■ EXERCISE INSTRUCTIONS
Pick out every line that holds the string "grid" and copy it.

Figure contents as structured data
= = =
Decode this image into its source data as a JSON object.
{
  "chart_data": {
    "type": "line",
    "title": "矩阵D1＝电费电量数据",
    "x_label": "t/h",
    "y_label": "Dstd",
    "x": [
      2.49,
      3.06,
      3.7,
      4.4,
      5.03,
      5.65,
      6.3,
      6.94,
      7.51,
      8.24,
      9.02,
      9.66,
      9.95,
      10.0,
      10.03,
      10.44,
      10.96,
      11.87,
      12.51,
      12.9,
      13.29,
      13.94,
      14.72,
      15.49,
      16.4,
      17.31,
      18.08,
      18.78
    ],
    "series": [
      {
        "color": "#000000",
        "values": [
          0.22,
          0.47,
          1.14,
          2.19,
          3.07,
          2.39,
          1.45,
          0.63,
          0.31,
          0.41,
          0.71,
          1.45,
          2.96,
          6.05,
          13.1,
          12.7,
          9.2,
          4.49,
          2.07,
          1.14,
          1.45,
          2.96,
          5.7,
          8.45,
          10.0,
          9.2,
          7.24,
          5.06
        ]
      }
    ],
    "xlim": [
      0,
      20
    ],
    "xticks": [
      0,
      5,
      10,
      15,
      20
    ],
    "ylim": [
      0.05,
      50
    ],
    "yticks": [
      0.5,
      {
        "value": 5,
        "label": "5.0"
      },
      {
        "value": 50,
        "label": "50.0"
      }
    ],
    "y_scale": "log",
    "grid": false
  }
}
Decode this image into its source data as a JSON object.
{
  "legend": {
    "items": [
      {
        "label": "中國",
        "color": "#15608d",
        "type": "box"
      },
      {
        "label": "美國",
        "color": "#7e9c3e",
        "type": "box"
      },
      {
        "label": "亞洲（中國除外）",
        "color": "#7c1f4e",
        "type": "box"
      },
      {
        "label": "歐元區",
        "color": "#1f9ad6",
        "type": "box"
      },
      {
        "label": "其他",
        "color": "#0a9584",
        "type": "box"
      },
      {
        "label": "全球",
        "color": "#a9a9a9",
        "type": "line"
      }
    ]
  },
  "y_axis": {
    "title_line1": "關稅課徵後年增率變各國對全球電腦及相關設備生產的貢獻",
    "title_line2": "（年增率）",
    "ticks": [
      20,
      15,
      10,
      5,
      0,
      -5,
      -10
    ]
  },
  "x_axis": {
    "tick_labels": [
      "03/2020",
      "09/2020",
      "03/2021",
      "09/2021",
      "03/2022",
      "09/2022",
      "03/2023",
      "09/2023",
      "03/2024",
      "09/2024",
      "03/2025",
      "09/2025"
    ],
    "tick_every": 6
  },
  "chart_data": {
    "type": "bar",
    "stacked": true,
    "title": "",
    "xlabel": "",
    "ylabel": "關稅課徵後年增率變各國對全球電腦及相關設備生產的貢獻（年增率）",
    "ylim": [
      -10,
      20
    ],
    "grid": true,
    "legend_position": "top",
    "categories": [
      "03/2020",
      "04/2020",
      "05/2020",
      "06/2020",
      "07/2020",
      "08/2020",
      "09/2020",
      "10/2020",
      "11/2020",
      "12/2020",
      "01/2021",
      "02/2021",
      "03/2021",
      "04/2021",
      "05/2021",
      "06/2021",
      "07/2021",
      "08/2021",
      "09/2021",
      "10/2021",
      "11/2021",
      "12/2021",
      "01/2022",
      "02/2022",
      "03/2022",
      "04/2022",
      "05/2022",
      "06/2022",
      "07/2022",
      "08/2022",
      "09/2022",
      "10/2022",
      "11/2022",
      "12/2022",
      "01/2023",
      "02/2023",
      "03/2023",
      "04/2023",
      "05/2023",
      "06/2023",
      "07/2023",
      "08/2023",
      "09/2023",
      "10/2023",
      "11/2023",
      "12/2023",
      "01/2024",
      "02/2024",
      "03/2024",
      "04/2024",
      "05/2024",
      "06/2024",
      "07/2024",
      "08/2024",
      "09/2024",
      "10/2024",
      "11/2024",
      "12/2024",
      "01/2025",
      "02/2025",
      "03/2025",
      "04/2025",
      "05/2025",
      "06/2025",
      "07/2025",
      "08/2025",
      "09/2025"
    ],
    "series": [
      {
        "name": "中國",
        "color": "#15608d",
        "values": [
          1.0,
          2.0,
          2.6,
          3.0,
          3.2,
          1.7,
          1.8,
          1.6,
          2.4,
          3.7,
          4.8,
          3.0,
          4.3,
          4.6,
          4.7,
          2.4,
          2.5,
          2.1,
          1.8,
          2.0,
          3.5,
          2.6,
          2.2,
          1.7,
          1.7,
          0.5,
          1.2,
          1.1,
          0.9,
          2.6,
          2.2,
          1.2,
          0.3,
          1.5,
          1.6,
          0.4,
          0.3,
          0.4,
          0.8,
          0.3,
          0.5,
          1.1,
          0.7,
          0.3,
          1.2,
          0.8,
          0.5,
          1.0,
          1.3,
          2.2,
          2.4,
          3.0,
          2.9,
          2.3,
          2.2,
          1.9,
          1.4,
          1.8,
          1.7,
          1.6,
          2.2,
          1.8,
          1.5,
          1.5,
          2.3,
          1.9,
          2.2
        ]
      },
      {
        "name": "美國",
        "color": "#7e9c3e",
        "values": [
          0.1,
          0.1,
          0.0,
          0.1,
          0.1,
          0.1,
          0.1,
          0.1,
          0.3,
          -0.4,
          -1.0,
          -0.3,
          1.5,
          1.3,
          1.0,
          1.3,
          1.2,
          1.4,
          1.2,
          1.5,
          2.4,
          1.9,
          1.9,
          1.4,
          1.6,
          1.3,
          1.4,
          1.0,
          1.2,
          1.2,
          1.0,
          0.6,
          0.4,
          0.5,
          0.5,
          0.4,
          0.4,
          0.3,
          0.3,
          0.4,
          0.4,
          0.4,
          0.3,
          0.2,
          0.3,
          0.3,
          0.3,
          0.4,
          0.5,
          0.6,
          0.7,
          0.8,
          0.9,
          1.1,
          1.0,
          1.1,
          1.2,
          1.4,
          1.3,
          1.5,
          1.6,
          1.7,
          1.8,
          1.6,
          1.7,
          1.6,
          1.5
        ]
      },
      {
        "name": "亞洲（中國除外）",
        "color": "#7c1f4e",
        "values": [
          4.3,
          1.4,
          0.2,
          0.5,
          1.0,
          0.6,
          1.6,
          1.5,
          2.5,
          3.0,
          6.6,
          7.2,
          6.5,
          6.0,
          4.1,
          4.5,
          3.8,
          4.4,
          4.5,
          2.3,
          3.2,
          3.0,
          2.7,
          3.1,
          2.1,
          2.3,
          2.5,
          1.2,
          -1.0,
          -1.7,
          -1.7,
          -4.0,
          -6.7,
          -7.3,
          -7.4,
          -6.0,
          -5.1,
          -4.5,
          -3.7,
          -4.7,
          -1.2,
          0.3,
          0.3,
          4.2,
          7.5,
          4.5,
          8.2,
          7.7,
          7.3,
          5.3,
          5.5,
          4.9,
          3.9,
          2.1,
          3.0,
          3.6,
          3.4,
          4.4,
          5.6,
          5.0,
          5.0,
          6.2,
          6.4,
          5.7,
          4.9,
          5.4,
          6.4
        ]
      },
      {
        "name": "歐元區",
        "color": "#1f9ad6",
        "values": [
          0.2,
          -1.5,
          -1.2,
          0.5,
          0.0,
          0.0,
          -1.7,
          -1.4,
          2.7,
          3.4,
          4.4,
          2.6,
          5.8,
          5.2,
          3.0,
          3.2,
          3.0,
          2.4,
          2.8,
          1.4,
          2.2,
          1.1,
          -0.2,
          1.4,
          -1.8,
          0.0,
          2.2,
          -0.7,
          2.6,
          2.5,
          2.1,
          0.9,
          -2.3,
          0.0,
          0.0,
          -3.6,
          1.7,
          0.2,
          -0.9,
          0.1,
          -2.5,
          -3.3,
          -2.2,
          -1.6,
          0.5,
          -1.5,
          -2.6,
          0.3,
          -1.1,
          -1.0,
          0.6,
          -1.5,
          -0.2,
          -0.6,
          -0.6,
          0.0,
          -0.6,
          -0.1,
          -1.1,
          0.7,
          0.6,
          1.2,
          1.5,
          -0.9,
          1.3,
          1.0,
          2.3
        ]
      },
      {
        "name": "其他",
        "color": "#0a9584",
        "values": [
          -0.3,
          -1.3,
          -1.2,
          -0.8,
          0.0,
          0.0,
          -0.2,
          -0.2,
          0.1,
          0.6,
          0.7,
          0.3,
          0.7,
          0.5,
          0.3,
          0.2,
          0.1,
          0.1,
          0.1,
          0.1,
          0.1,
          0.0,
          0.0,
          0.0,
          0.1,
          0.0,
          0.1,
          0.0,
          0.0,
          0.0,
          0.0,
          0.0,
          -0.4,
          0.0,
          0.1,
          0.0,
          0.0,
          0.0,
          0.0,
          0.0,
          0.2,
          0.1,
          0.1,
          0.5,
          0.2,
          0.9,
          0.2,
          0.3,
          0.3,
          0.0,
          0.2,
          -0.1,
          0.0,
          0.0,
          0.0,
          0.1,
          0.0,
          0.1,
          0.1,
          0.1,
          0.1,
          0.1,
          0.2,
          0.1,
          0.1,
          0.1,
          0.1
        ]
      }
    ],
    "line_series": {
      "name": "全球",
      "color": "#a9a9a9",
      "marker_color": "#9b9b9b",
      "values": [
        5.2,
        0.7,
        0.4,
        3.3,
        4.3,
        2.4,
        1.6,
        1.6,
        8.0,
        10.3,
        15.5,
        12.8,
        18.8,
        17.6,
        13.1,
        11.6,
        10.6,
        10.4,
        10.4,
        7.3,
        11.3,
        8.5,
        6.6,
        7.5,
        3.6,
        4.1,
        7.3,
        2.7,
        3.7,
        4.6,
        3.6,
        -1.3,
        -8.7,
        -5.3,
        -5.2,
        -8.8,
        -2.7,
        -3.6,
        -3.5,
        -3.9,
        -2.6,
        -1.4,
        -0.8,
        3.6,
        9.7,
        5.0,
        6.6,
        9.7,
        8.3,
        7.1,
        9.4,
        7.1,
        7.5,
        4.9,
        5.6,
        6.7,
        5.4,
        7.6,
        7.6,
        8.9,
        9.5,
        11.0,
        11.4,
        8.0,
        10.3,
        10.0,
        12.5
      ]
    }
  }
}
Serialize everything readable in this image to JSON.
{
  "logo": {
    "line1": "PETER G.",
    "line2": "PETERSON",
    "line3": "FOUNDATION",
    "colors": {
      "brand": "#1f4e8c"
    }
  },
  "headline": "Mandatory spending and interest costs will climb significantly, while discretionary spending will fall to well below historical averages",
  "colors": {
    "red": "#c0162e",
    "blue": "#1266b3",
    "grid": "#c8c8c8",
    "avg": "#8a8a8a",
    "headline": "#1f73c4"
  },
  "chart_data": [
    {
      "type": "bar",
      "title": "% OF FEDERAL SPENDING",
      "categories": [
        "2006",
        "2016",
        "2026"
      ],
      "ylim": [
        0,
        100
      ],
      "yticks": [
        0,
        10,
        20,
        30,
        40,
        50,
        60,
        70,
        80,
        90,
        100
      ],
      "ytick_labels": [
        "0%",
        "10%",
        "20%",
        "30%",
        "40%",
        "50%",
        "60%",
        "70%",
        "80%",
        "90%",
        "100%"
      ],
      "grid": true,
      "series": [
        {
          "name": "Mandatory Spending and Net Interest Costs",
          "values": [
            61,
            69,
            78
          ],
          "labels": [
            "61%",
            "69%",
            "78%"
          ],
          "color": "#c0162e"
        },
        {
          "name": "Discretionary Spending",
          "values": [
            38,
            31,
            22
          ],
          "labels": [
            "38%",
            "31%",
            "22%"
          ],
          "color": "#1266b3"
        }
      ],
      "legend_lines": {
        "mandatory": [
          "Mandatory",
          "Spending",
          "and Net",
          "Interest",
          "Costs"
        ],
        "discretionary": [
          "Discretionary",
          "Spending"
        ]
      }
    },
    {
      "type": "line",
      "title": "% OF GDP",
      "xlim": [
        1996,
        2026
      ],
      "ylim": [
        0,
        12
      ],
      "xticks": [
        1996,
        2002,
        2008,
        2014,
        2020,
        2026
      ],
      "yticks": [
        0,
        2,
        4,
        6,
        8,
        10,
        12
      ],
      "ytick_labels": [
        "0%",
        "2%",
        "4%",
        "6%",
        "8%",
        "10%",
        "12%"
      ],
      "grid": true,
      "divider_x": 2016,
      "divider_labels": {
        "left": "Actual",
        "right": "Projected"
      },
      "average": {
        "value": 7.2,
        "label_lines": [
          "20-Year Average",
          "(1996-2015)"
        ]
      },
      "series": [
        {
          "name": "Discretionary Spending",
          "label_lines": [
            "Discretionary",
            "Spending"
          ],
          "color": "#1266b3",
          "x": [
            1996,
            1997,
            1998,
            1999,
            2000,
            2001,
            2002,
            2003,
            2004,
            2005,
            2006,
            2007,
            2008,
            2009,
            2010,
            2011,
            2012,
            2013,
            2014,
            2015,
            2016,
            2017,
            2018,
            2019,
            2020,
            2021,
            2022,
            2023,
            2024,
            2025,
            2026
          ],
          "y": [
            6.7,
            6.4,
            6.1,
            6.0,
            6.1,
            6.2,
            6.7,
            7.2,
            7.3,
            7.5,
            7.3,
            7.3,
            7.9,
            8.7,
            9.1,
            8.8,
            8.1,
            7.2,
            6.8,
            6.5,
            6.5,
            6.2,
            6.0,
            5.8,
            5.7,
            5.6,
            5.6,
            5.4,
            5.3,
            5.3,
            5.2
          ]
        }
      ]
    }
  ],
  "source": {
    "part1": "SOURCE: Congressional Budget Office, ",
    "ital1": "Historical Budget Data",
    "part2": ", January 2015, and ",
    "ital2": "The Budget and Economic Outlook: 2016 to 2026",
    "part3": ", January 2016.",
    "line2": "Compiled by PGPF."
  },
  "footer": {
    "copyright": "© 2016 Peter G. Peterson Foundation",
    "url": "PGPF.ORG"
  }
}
= = =
■ SOLUTION TO THE PROBLEM
    "grid": false
    "grid": true,
    "grid": "#c8c8c8",
      "grid": true,
      "grid": true,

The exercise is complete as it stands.